Say how many lines of these entries include the word "IEUser", and answer with the number alone.

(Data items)
— start —

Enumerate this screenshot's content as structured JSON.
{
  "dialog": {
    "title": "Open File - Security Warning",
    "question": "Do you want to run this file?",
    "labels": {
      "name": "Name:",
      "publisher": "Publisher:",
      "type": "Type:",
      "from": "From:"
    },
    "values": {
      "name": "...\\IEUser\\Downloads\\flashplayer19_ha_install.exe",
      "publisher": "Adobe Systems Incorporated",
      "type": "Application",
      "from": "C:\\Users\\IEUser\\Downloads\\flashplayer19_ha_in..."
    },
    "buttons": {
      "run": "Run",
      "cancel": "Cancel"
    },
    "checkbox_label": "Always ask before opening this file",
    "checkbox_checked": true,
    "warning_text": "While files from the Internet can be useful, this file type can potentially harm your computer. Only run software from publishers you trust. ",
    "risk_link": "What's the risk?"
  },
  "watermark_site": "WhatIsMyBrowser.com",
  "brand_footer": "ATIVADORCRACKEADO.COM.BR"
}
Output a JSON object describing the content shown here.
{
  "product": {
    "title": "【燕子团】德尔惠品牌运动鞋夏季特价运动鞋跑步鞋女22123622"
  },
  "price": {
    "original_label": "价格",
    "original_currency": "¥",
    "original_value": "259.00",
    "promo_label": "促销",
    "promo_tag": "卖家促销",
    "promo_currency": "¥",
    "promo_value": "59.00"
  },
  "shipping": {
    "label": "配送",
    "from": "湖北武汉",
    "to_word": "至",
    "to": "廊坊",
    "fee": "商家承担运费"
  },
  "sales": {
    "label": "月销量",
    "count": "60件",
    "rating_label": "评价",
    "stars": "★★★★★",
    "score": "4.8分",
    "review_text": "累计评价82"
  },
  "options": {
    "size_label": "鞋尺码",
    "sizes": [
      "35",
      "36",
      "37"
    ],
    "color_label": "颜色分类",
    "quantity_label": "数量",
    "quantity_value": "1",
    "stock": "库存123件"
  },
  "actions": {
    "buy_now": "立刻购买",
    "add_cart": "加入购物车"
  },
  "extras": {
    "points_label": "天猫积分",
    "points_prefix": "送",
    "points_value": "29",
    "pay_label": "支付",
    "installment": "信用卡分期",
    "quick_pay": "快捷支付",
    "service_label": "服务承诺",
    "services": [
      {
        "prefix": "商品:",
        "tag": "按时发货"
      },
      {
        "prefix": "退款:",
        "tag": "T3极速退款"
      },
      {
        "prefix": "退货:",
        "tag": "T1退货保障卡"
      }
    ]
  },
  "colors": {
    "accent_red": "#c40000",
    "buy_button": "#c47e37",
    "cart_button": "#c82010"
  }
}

— end —

◆ **WRITTEN SOLUTION**
2